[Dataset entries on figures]
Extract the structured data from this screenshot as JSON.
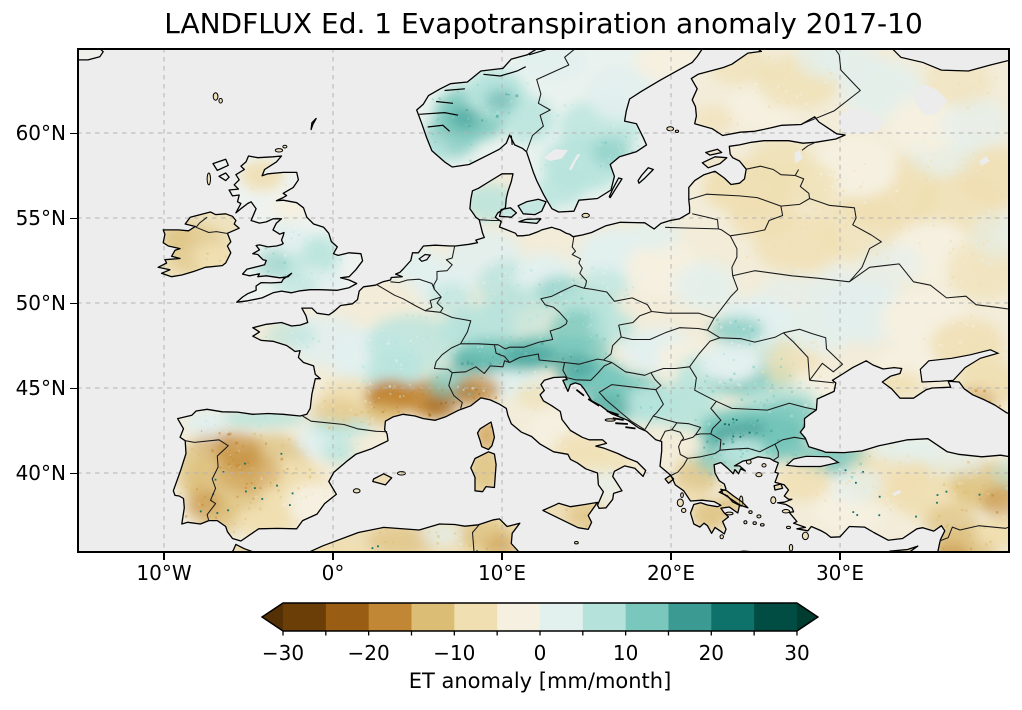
{
  "figure": {
    "title": "LANDFLUX Ed. 1 Evapotranspiration anomaly 2017-10"
  },
  "map": {
    "projection": "PlateCarree",
    "extent_lon": [
      -15.15,
      40.05
    ],
    "extent_lat": [
      35.3,
      65.0
    ],
    "grid_lons": [
      -10,
      0,
      10,
      20,
      30
    ],
    "grid_lats": [
      60,
      55,
      50,
      45,
      40
    ],
    "x_tick_labels": [
      "10°W",
      "0°",
      "10°E",
      "20°E",
      "30°E"
    ],
    "y_tick_labels": [
      "60°N",
      "55°N",
      "50°N",
      "45°N",
      "40°N"
    ],
    "ocean_color": "#ededed",
    "land_color": "#f2ecd9",
    "coastline_color": "#000000",
    "border_color": "#1a1a1a",
    "gridline_color": "#b3b3b3"
  },
  "colorbar": {
    "label": "ET anomaly [mm/month]",
    "tick_labels": [
      "−30",
      "−20",
      "−10",
      "0",
      "10",
      "20",
      "30"
    ],
    "tick_values": [
      -30,
      -20,
      -10,
      0,
      10,
      20,
      30
    ],
    "boundaries": [
      -30,
      -25,
      -20,
      -15,
      -10,
      -5,
      0,
      5,
      10,
      15,
      20,
      25,
      30
    ],
    "segment_colors": [
      "#6b3e07",
      "#995d13",
      "#c28734",
      "#dcbd76",
      "#f0dfb1",
      "#f5f0e0",
      "#e2f0ee",
      "#b5e3dc",
      "#7ac8bd",
      "#3b9b93",
      "#0e726a",
      "#014d43"
    ],
    "extend_colors": {
      "under": "#543005",
      "over": "#003c30"
    },
    "units": "mm/month"
  }
}
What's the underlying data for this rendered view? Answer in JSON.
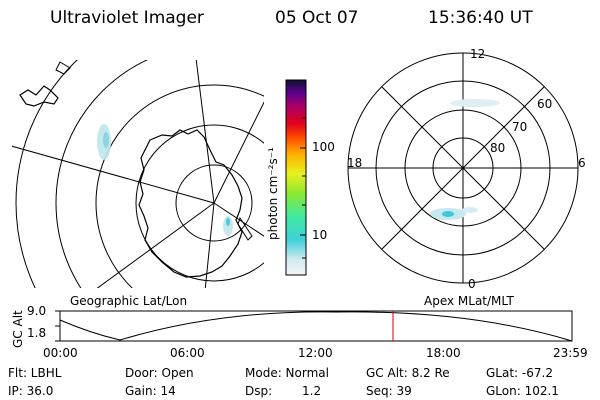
{
  "header": {
    "instrument": "Ultraviolet Imager",
    "date": "05 Oct 07",
    "time": "15:36:40 UT"
  },
  "colorbar": {
    "label": "photon cm⁻²s⁻¹",
    "ticks": [
      "100",
      "10"
    ]
  },
  "left_panel": {
    "caption": "Geographic Lat/Lon"
  },
  "right_panel": {
    "caption": "Apex MLat/MLT",
    "lat_labels": [
      "60",
      "70",
      "80"
    ],
    "mlt_labels": [
      "12",
      "18",
      "6",
      "0"
    ]
  },
  "orbit_plot": {
    "ylabel": "GC Alt",
    "y_ticks": [
      "9.0",
      "1.8"
    ],
    "x_ticks": [
      "00:00",
      "06:00",
      "12:00",
      "18:00",
      "23:59"
    ],
    "current_time_marker_hours": 15.61,
    "marker_color": "#d40000"
  },
  "footer": {
    "flt": "Flt: LBHL",
    "ip": "IP: 36.0",
    "door": "Door: Open",
    "gain": "Gain: 14",
    "mode": "Mode: Normal",
    "dsp_label": "Dsp:",
    "dsp_value": "1.2",
    "gc_alt": "GC Alt: 8.2 Re",
    "seq": "Seq: 39",
    "glat": "GLat: -67.2",
    "glon": "GLon: 102.1"
  }
}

GIVEN PROBLEM:
Write the records out once more, exactly as they appear, with no pictures.

RESULT:
Extract the structured data from this screenshot as JSON.
{
  "figure": {
    "title": "LANDFLUX Ed. 1 Evapotranspiration anomaly 2017-10"
  },
  "map": {
    "projection": "PlateCarree",
    "extent_lon": [
      -15.15,
      40.05
    ],
    "extent_lat": [
      35.3,
      65.0
    ],
    "grid_lons": [
      -10,
      0,
      10,
      20,
      30
    ],
    "grid_lats": [
      60,
      55,
      50,
      45,
      40
    ],
    "x_tick_labels": [
      "10°W",
      "0°",
      "10°E",
      "20°E",
      "30°E"
    ],
    "y_tick_labels": [
      "60°N",
      "55°N",
      "50°N",
      "45°N",
      "40°N"
    ],
    "ocean_color": "#ededed",
    "land_color": "#f2ecd9",
    "coastline_color": "#000000",
    "border_color": "#1a1a1a",
    "gridline_color": "#b3b3b3"
  },
  "colorbar": {
    "label": "ET anomaly [mm/month]",
    "tick_labels": [
      "−30",
      "−20",
      "−10",
      "0",
      "10",
      "20",
      "30"
    ],
    "tick_values": [
      -30,
      -20,
      -10,
      0,
      10,
      20,
      30
    ],
    "boundaries": [
      -30,
      -25,
      -20,
      -15,
      -10,
      -5,
      0,
      5,
      10,
      15,
      20,
      25,
      30
    ],
    "segment_colors": [
      "#6b3e07",
      "#995d13",
      "#c28734",
      "#dcbd76",
      "#f0dfb1",
      "#f5f0e0",
      "#e2f0ee",
      "#b5e3dc",
      "#7ac8bd",
      "#3b9b93",
      "#0e726a",
      "#014d43"
    ],
    "extend_colors": {
      "under": "#543005",
      "over": "#003c30"
    },
    "units": "mm/month"
  }
}
What's the underlying data for this rendered view? Answer in JSON.
{
  "header": {
    "instrument": "Ultraviolet Imager",
    "date": "05 Oct 07",
    "time": "15:36:40 UT"
  },
  "colorbar": {
    "label": "photon cm⁻²s⁻¹",
    "ticks": [
      "100",
      "10"
    ]
  },
  "left_panel": {
    "caption": "Geographic Lat/Lon"
  },
  "right_panel": {
    "caption": "Apex MLat/MLT",
    "lat_labels": [
      "60",
      "70",
      "80"
    ],
    "mlt_labels": [
      "12",
      "18",
      "6",
      "0"
    ]
  },
  "orbit_plot": {
    "ylabel": "GC Alt",
    "y_ticks": [
      "9.0",
      "1.8"
    ],
    "x_ticks": [
      "00:00",
      "06:00",
      "12:00",
      "18:00",
      "23:59"
    ],
    "current_time_marker_hours": 15.61,
    "marker_color": "#d40000"
  },
  "footer": {
    "flt": "Flt: LBHL",
    "ip": "IP: 36.0",
    "door": "Door: Open",
    "gain": "Gain: 14",
    "mode": "Mode: Normal",
    "dsp_label": "Dsp:",
    "dsp_value": "1.2",
    "gc_alt": "GC Alt: 8.2 Re",
    "seq": "Seq: 39",
    "glat": "GLat: -67.2",
    "glon": "GLon: 102.1"
  }
}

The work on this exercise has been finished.